Stated goal.
Print all of the lines exactly. Any picture among them stays out.

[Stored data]

** begin **

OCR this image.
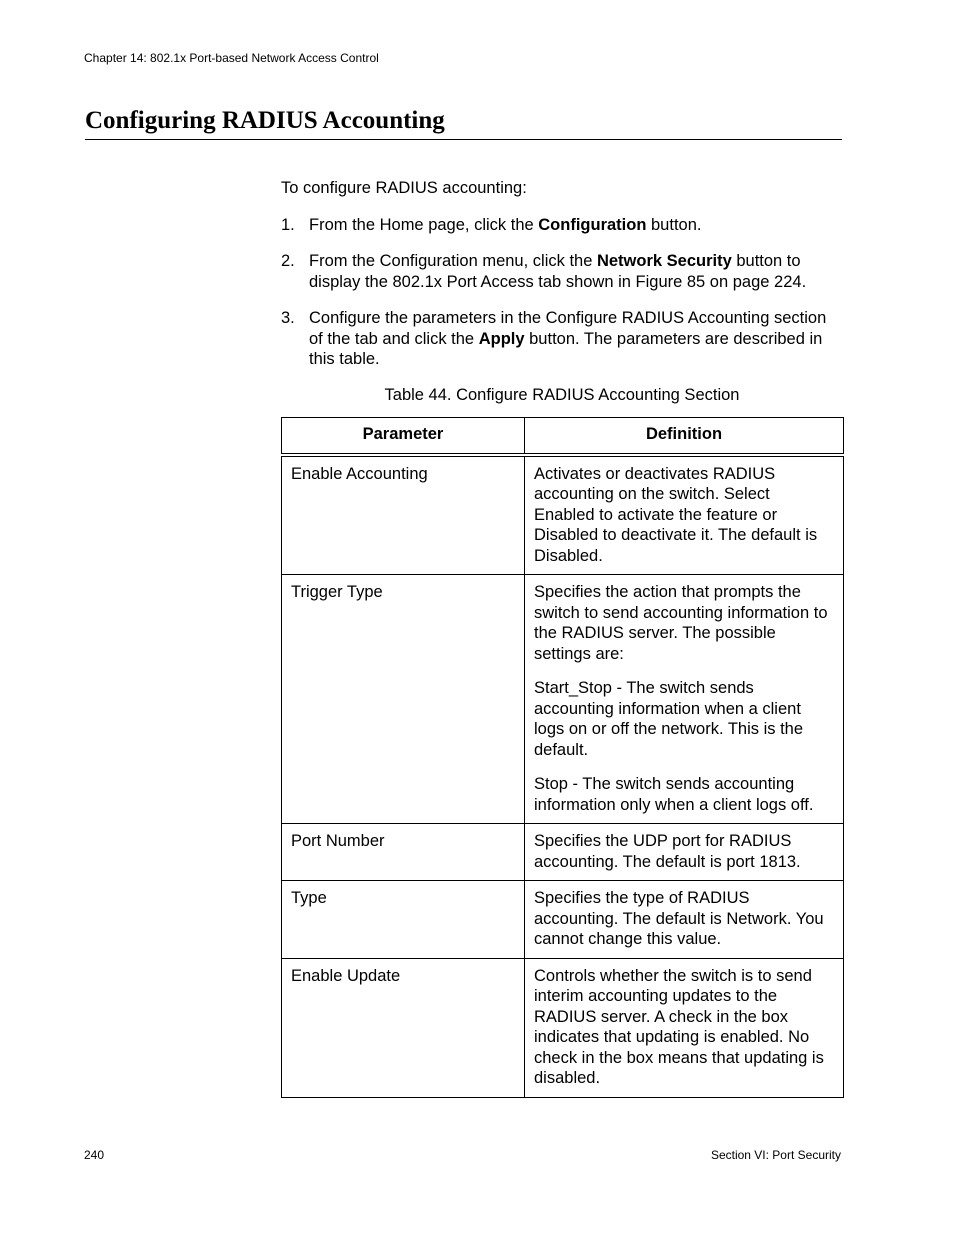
Chapter 14: 802.1x Port-based Network Access Control
Configuring RADIUS Accounting

To configure RADIUS accounting:

1. From the Home page, click the Configuration button.
2. From the Configuration menu, click the Network Security button to display the 802.1x Port Access tab shown in Figure 85 on page 224.
3. Configure the parameters in the Configure RADIUS Accounting section of the tab and click the Apply button. The parameters are described in this table.
Table 44. Configure RADIUS Accounting Section
Parameter	Definition
Enable Accounting	Activates or deactivates RADIUS accounting on the switch. Select Enabled to activate the feature or Disabled to deactivate it. The default is Disabled.

Trigger Type	Specifies the action that prompts the switch to send accounting information to the RADIUS server. The possible settings are:

Start_Stop - The switch sends accounting information when a client logs on or off the network. This is the default.

Stop - The switch sends accounting information only when a client logs off.

Port Number	Specifies the UDP port for RADIUS accounting. The default is port 1813.

Type	Specifies the type of RADIUS accounting. The default is Network. You cannot change this value.

Enable Update	Controls whether the switch is to send interim accounting updates to the RADIUS server. A check in the box indicates that updating is enabled. No check in the box means that updating is disabled.

240	Section VI: Port Security
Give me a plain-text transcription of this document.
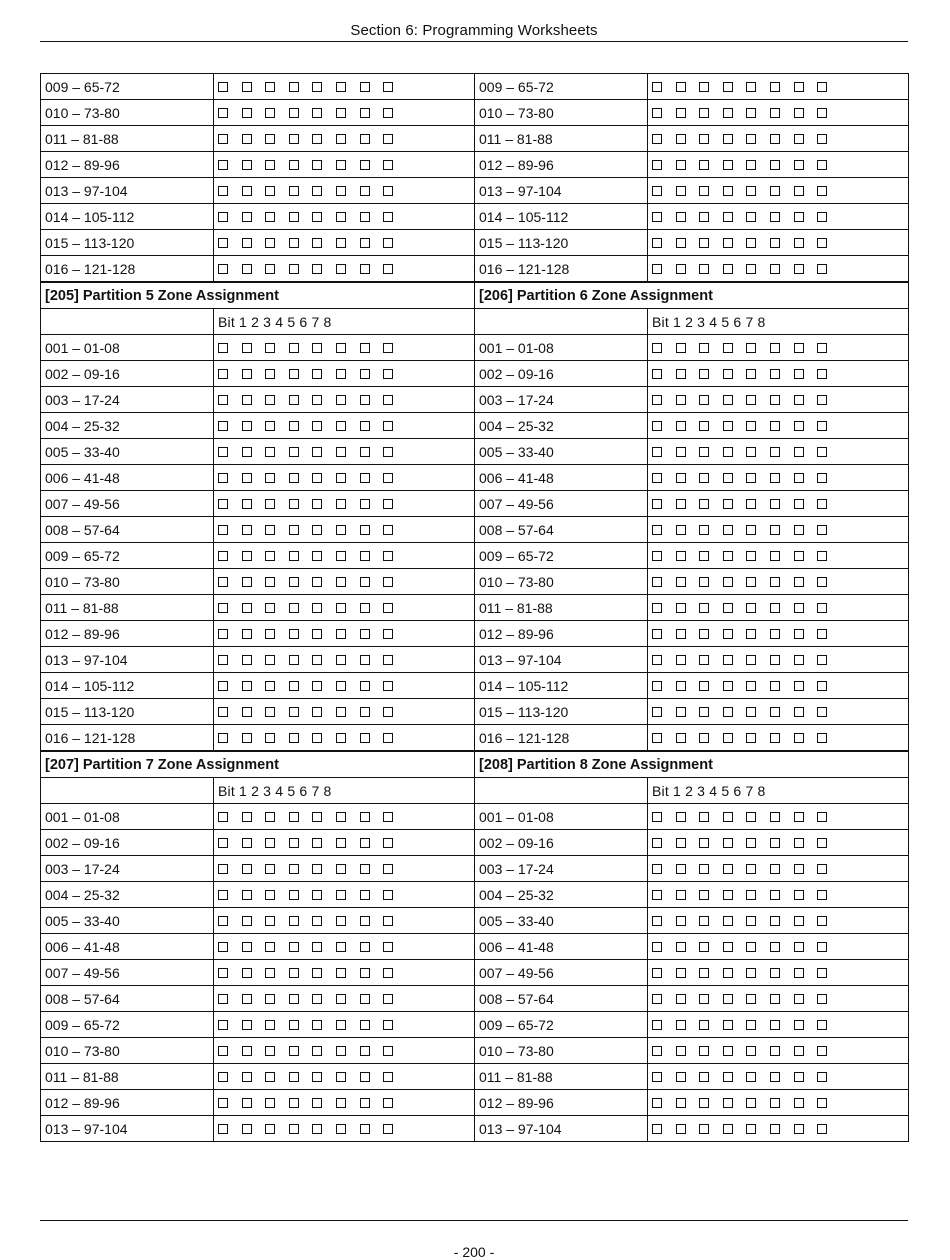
Section 6: Programming Worksheets
009 – 65-72		009 – 65-72	
010 – 73-80		010 – 73-80	
011 – 81-88		011 – 81-88	
012 – 89-96		012 – 89-96	
013 – 97-104		013 – 97-104	
014 – 105-112		014 – 105-112	
015 – 113-120		015 – 113-120	
016 – 121-128		016 – 121-128	
[205] Partition 5 Zone Assignment		[206] Partition 6 Zone Assignment	
	Bit 1 2 3 4 5 6 7 8		Bit 1 2 3 4 5 6 7 8
001 – 01-08		001 – 01-08	
002 – 09-16		002 – 09-16	
003 – 17-24		003 – 17-24	
004 – 25-32		004 – 25-32	
005 – 33-40		005 – 33-40	
006 – 41-48		006 – 41-48	
007 – 49-56		007 – 49-56	
008 – 57-64		008 – 57-64	
009 – 65-72		009 – 65-72	
010 – 73-80		010 – 73-80	
011 – 81-88		011 – 81-88	
012 – 89-96		012 – 89-96	
013 – 97-104		013 – 97-104	
014 – 105-112		014 – 105-112	
015 – 113-120		015 – 113-120	
016 – 121-128		016 – 121-128	
[207] Partition 7 Zone Assignment		[208] Partition 8 Zone Assignment	
	Bit 1 2 3 4 5 6 7 8		Bit 1 2 3 4 5 6 7 8
001 – 01-08		001 – 01-08	
002 – 09-16		002 – 09-16	
003 – 17-24		003 – 17-24	
004 – 25-32		004 – 25-32	
005 – 33-40		005 – 33-40	
006 – 41-48		006 – 41-48	
007 – 49-56		007 – 49-56	
008 – 57-64		008 – 57-64	
009 – 65-72		009 – 65-72	
010 – 73-80		010 – 73-80	
011 – 81-88		011 – 81-88	
012 – 89-96		012 – 89-96	
013 – 97-104		013 – 97-104	
- 200 -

** end **

Full response.
OCR this image.
Chapter 14: 802.1x Port-based Network Access Control
Configuring RADIUS Accounting

To configure RADIUS accounting:

1. From the Home page, click the Configuration button.
2. From the Configuration menu, click the Network Security button to display the 802.1x Port Access tab shown in Figure 85 on page 224.
3. Configure the parameters in the Configure RADIUS Accounting section of the tab and click the Apply button. The parameters are described in this table.
Table 44. Configure RADIUS Accounting Section
Parameter	Definition
Enable Accounting	Activates or deactivates RADIUS accounting on the switch. Select Enabled to activate the feature or Disabled to deactivate it. The default is Disabled.

Trigger Type	Specifies the action that prompts the switch to send accounting information to the RADIUS server. The possible settings are:

Start_Stop - The switch sends accounting information when a client logs on or off the network. This is the default.

Stop - The switch sends accounting information only when a client logs off.

Port Number	Specifies the UDP port for RADIUS accounting. The default is port 1813.

Type	Specifies the type of RADIUS accounting. The default is Network. You cannot change this value.

Enable Update	Controls whether the switch is to send interim accounting updates to the RADIUS server. A check in the box indicates that updating is enabled. No check in the box means that updating is disabled.

240	Section VI: Port Security
Give me a plain-text transcription of this document.
Section 6: Programming Worksheets
009 – 65-72		009 – 65-72	
010 – 73-80		010 – 73-80	
011 – 81-88		011 – 81-88	
012 – 89-96		012 – 89-96	
013 – 97-104		013 – 97-104	
014 – 105-112		014 – 105-112	
015 – 113-120		015 – 113-120	
016 – 121-128		016 – 121-128	
[205] Partition 5 Zone Assignment		[206] Partition 6 Zone Assignment	
	Bit 1 2 3 4 5 6 7 8		Bit 1 2 3 4 5 6 7 8
001 – 01-08		001 – 01-08	
002 – 09-16		002 – 09-16	
003 – 17-24		003 – 17-24	
004 – 25-32		004 – 25-32	
005 – 33-40		005 – 33-40	
006 – 41-48		006 – 41-48	
007 – 49-56		007 – 49-56	
008 – 57-64		008 – 57-64	
009 – 65-72		009 – 65-72	
010 – 73-80		010 – 73-80	
011 – 81-88		011 – 81-88	
012 – 89-96		012 – 89-96	
013 – 97-104		013 – 97-104	
014 – 105-112		014 – 105-112	
015 – 113-120		015 – 113-120	
016 – 121-128		016 – 121-128	
[207] Partition 7 Zone Assignment		[208] Partition 8 Zone Assignment	
	Bit 1 2 3 4 5 6 7 8		Bit 1 2 3 4 5 6 7 8
001 – 01-08		001 – 01-08	
002 – 09-16		002 – 09-16	
003 – 17-24		003 – 17-24	
004 – 25-32		004 – 25-32	
005 – 33-40		005 – 33-40	
006 – 41-48		006 – 41-48	
007 – 49-56		007 – 49-56	
008 – 57-64		008 – 57-64	
009 – 65-72		009 – 65-72	
010 – 73-80		010 – 73-80	
011 – 81-88		011 – 81-88	
012 – 89-96		012 – 89-96	
013 – 97-104		013 – 97-104	
- 200 -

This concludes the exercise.